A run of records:
* begin *
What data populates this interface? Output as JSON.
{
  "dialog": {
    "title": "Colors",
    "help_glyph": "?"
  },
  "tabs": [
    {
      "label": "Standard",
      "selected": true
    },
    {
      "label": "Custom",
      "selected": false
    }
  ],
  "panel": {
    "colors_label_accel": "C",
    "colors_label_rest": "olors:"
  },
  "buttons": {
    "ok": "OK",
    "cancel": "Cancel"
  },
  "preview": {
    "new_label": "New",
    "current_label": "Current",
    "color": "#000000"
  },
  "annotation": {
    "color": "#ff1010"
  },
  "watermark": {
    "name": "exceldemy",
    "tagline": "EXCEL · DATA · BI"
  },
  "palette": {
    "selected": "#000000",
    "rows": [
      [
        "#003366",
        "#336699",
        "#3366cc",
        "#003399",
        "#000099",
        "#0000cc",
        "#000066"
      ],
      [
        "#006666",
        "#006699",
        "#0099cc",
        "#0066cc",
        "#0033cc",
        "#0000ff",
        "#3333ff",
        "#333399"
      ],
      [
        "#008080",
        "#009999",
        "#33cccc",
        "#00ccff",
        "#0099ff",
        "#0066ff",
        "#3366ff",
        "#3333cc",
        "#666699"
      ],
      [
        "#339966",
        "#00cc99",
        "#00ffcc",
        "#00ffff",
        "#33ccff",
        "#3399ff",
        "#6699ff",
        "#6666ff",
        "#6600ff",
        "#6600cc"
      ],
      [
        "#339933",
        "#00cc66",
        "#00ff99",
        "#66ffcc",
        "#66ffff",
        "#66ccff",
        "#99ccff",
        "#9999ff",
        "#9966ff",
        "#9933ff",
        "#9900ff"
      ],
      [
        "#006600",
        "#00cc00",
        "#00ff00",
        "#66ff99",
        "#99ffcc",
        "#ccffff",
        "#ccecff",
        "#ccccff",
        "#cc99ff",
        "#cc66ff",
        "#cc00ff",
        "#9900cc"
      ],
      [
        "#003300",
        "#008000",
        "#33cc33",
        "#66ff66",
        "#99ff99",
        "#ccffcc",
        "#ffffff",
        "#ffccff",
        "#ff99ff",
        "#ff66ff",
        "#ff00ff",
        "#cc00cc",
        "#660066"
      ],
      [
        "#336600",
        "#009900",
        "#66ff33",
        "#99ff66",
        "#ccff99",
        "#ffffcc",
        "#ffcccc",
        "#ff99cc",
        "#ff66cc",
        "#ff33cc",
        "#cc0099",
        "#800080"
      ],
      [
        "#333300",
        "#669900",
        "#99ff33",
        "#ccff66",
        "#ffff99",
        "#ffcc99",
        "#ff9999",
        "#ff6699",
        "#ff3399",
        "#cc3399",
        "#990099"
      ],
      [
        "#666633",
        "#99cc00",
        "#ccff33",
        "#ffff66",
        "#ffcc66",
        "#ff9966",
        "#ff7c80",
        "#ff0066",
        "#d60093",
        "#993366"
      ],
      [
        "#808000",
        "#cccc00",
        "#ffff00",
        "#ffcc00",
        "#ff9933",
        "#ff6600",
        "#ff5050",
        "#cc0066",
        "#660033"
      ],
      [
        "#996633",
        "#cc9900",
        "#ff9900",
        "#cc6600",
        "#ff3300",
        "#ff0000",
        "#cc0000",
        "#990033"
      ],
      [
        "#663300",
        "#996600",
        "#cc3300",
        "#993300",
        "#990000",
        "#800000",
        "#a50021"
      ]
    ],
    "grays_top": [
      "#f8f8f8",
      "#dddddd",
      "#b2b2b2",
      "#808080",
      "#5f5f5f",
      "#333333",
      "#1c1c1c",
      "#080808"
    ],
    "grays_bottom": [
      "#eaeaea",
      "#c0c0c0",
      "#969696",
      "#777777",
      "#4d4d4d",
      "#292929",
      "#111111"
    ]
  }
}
* end *
(DIRECTION):
Only lines with "selected" are wanted here; list each of them.

(TASK RESULT):
      "selected": true
      "selected": false
    "selected": "#000000",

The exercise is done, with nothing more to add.